## What is being asked
You are to retype all of the data exactly as it appears.

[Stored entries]
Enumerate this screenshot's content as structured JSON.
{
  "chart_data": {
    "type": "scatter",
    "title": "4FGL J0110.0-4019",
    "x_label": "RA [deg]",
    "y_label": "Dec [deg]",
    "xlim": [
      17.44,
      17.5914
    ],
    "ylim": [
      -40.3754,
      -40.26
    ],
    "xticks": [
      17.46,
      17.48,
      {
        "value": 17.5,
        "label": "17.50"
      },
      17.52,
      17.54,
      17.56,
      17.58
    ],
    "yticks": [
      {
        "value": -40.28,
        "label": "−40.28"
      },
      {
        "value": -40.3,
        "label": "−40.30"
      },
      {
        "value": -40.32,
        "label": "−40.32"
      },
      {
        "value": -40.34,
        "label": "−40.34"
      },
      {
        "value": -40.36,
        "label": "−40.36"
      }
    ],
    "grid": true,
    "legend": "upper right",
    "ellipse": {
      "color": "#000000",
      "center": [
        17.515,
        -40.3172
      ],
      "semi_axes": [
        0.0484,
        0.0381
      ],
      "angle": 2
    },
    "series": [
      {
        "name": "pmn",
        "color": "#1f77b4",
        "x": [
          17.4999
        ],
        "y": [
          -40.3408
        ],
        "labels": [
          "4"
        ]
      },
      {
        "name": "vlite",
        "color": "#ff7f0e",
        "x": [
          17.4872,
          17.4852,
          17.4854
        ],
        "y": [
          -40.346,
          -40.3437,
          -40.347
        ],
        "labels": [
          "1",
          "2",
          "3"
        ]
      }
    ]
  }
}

## Exercise output
Enumerate this screenshot's content as structured JSON.
{
  "chart_data": {
    "type": "scatter",
    "title": "4FGL J0110.0-4019",
    "x_label": "RA [deg]",
    "y_label": "Dec [deg]",
    "xlim": [
      17.44,
      17.5914
    ],
    "ylim": [
      -40.3754,
      -40.26
    ],
    "xticks": [
      17.46,
      17.48,
      {
        "value": 17.5,
        "label": "17.50"
      },
      17.52,
      17.54,
      17.56,
      17.58
    ],
    "yticks": [
      {
        "value": -40.28,
        "label": "−40.28"
      },
      {
        "value": -40.3,
        "label": "−40.30"
      },
      {
        "value": -40.32,
        "label": "−40.32"
      },
      {
        "value": -40.34,
        "label": "−40.34"
      },
      {
        "value": -40.36,
        "label": "−40.36"
      }
    ],
    "grid": true,
    "legend": "upper right",
    "ellipse": {
      "color": "#000000",
      "center": [
        17.515,
        -40.3172
      ],
      "semi_axes": [
        0.0484,
        0.0381
      ],
      "angle": 2
    },
    "series": [
      {
        "name": "pmn",
        "color": "#1f77b4",
        "x": [
          17.4999
        ],
        "y": [
          -40.3408
        ],
        "labels": [
          "4"
        ]
      },
      {
        "name": "vlite",
        "color": "#ff7f0e",
        "x": [
          17.4872,
          17.4852,
          17.4854
        ],
        "y": [
          -40.346,
          -40.3437,
          -40.347
        ],
        "labels": [
          "1",
          "2",
          "3"
        ]
      }
    ]
  }
}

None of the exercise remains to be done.